• DATASET:
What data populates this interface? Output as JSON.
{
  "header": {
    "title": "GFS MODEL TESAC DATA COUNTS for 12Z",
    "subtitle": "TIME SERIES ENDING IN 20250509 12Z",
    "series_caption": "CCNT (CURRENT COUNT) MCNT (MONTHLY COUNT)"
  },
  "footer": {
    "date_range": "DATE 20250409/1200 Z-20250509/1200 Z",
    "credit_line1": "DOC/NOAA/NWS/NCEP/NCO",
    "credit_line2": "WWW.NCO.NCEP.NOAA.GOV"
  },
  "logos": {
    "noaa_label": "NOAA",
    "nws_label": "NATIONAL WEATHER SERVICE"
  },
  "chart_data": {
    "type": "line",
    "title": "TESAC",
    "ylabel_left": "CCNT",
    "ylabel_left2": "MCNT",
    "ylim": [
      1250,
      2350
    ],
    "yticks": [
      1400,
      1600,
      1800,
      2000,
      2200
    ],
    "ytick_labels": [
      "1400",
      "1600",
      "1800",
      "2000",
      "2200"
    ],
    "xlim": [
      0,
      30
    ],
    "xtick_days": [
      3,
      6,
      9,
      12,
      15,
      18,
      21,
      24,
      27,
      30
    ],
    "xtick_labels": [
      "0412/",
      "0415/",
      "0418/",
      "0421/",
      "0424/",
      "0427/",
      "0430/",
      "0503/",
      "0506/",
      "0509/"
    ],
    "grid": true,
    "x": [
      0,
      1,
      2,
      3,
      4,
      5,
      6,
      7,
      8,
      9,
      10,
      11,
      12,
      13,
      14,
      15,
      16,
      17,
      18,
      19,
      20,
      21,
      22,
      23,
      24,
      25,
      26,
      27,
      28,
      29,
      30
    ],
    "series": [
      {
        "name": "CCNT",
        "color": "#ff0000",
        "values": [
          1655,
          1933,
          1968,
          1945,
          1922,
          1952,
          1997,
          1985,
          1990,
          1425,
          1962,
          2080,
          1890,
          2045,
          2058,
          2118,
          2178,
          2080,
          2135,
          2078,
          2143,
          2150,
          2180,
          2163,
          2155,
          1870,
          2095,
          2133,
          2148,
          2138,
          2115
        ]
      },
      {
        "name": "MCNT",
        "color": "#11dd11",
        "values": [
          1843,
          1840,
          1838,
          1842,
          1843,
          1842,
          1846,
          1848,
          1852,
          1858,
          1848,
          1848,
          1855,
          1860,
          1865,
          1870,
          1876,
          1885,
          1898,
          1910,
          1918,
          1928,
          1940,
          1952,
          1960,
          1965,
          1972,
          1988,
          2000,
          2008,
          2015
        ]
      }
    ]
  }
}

...

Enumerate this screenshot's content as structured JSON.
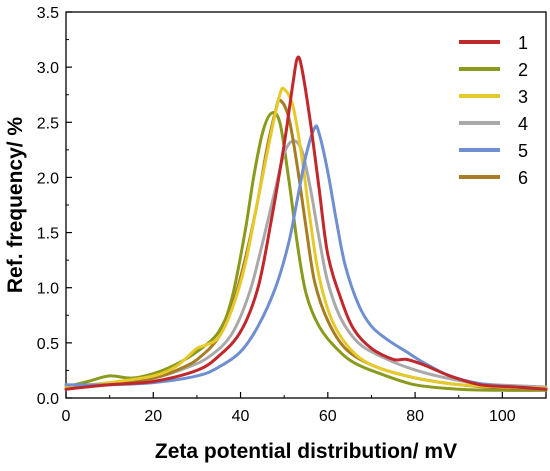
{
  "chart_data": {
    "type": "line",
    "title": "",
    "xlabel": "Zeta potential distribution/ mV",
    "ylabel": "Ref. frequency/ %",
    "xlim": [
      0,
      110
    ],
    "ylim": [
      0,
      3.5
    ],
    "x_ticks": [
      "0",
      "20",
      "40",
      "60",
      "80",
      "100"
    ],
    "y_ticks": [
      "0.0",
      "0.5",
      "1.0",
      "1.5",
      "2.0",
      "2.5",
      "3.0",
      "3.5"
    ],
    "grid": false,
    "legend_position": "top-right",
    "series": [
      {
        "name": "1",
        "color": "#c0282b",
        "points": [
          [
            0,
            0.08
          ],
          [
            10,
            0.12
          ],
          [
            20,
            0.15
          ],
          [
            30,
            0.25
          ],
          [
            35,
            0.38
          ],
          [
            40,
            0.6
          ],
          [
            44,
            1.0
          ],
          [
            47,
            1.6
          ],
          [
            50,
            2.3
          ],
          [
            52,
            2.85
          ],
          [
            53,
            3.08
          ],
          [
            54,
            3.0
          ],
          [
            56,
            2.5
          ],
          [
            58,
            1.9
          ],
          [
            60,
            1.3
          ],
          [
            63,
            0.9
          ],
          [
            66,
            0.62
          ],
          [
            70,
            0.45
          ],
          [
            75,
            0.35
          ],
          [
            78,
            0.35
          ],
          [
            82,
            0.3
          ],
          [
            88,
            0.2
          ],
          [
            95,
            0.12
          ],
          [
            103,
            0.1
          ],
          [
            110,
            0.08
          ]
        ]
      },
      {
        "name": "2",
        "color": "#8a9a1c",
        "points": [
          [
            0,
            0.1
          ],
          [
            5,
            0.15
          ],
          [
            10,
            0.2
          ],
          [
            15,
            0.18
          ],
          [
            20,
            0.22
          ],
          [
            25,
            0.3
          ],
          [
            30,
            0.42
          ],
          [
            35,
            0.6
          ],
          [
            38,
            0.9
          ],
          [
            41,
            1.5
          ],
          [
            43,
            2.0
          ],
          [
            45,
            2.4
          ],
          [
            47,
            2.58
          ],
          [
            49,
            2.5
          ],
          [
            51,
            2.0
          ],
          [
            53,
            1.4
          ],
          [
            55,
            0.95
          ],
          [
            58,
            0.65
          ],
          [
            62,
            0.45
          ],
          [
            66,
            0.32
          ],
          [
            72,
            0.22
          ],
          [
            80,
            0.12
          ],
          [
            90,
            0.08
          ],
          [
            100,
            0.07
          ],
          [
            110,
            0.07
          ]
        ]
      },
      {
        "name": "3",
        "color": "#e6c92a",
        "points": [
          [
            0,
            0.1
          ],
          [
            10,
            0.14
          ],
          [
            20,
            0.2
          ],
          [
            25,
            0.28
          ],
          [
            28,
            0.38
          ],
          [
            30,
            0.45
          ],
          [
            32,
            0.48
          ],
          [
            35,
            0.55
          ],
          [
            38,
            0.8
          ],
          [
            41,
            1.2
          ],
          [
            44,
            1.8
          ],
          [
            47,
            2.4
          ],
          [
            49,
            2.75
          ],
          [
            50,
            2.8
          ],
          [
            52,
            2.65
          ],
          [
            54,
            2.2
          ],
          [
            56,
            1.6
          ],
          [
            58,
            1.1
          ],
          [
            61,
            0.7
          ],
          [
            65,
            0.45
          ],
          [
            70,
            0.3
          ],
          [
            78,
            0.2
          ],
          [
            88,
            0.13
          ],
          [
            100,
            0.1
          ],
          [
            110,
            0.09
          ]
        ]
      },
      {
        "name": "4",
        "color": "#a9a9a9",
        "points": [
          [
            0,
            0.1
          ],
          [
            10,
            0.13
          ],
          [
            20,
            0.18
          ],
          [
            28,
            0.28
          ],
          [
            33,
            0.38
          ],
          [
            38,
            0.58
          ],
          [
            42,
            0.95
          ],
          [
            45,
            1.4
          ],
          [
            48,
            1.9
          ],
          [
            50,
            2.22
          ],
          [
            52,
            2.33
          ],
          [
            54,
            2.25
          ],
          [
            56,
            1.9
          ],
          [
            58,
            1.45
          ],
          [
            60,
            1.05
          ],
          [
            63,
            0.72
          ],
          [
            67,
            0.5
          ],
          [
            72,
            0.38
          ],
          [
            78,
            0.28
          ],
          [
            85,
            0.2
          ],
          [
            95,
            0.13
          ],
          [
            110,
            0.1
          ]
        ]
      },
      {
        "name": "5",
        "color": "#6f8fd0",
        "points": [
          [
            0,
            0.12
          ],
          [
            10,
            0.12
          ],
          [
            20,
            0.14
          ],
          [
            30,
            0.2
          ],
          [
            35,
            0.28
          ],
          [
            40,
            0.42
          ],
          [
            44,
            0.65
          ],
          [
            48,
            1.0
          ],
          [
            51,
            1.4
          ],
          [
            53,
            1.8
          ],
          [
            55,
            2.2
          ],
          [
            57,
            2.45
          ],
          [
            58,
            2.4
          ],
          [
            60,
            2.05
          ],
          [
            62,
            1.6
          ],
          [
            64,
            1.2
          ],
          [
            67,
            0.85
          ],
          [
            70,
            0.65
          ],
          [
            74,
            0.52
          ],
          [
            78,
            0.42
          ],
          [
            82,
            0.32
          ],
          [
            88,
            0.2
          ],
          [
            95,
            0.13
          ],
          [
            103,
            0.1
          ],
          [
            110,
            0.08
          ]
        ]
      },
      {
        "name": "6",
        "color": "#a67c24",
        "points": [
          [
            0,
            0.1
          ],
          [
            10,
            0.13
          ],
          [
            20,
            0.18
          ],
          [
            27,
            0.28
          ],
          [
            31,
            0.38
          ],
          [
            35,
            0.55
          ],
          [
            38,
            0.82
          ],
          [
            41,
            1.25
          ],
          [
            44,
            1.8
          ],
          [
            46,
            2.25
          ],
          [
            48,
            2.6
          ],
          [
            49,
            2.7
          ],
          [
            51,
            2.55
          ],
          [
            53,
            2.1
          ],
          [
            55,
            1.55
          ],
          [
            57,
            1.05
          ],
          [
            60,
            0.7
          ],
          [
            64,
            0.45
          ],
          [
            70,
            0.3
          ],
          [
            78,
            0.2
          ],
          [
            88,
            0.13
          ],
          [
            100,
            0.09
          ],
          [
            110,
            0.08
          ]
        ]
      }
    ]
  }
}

...

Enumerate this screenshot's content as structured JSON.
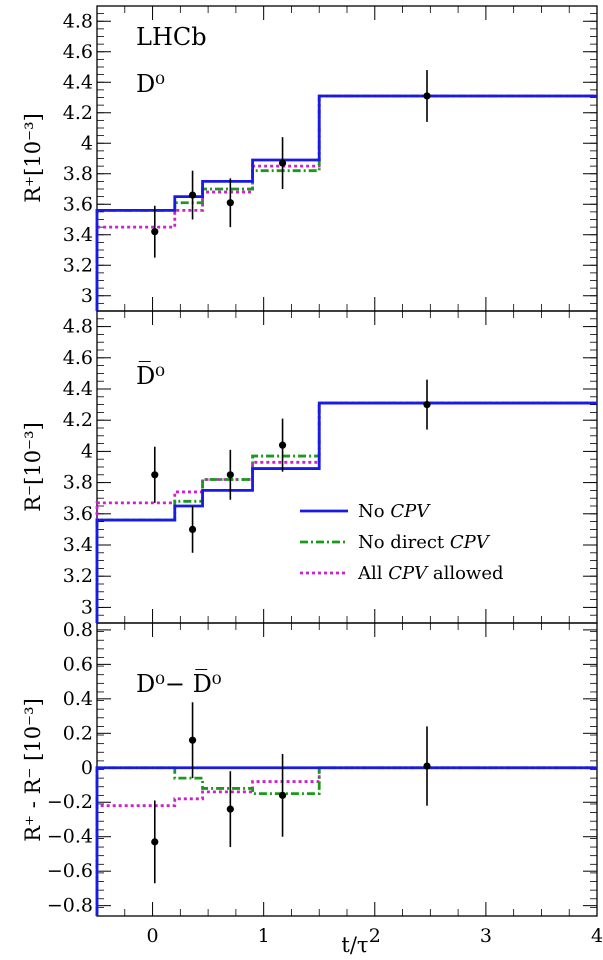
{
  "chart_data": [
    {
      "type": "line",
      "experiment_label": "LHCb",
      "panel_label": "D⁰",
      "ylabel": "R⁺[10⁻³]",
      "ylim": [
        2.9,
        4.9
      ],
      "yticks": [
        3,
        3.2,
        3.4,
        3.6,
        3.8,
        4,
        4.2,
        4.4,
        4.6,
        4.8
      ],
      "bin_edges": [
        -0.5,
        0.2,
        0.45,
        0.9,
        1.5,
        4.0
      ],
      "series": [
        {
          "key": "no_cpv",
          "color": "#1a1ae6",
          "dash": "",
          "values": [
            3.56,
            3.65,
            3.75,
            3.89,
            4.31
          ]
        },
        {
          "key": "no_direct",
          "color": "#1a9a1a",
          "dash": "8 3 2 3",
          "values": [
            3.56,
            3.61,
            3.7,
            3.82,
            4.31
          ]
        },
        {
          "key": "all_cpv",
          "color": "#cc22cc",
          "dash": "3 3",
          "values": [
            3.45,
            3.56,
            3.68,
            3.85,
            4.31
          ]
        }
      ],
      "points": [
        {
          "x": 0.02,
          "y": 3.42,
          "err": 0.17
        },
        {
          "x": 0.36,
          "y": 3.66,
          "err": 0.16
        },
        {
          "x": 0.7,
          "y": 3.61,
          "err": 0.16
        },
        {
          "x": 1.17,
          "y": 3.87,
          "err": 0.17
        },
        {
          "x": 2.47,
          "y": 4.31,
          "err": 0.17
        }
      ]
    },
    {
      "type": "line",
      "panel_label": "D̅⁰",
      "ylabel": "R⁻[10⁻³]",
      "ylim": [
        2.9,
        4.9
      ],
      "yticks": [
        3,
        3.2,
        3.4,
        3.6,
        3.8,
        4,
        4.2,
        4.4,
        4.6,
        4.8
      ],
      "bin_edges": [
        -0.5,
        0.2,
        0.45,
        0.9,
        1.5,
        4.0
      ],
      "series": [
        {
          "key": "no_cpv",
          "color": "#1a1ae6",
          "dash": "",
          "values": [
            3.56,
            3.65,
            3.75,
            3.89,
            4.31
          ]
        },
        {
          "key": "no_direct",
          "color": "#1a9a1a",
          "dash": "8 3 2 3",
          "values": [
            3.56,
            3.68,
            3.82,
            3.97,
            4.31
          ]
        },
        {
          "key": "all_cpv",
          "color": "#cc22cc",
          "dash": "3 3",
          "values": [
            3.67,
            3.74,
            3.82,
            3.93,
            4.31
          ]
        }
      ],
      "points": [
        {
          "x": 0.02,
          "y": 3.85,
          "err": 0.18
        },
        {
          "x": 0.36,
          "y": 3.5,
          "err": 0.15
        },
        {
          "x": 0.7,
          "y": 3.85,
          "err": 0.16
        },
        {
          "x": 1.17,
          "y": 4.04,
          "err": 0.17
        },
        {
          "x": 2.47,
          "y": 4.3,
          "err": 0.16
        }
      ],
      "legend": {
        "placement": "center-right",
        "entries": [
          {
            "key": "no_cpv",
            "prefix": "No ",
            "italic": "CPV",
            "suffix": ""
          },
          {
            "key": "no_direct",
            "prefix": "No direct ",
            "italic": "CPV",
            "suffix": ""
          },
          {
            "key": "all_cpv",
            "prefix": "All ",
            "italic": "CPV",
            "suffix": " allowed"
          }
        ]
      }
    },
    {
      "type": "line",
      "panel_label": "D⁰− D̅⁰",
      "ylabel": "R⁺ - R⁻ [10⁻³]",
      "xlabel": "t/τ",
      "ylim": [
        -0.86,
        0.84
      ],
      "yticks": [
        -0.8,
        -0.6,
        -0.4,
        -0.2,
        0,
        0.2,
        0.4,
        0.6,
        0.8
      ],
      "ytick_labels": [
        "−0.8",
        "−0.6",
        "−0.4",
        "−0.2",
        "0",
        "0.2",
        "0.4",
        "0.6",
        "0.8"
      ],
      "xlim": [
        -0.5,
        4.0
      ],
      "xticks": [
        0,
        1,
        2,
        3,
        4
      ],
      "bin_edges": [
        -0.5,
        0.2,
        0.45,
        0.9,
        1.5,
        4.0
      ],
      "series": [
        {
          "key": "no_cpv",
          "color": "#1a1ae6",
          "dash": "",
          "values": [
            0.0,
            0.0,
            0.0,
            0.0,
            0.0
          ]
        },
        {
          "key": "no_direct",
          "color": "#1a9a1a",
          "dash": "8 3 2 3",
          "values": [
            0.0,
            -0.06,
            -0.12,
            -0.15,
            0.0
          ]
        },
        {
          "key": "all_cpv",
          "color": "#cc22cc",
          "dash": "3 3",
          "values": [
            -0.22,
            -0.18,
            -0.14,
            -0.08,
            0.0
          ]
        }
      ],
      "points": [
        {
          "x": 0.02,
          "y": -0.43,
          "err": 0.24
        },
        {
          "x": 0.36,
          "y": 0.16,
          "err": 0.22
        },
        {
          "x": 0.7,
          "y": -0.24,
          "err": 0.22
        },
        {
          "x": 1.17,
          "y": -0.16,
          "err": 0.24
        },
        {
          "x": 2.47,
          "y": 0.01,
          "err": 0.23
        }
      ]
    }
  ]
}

• EXERCISE DIRECTIONS:
Pull out all lines from the entries above that include the word "xlabel".

• TASK RESULT:
    "xlabel": "Zeta potential distribution/ mV",
      "xlabel": "t/τ",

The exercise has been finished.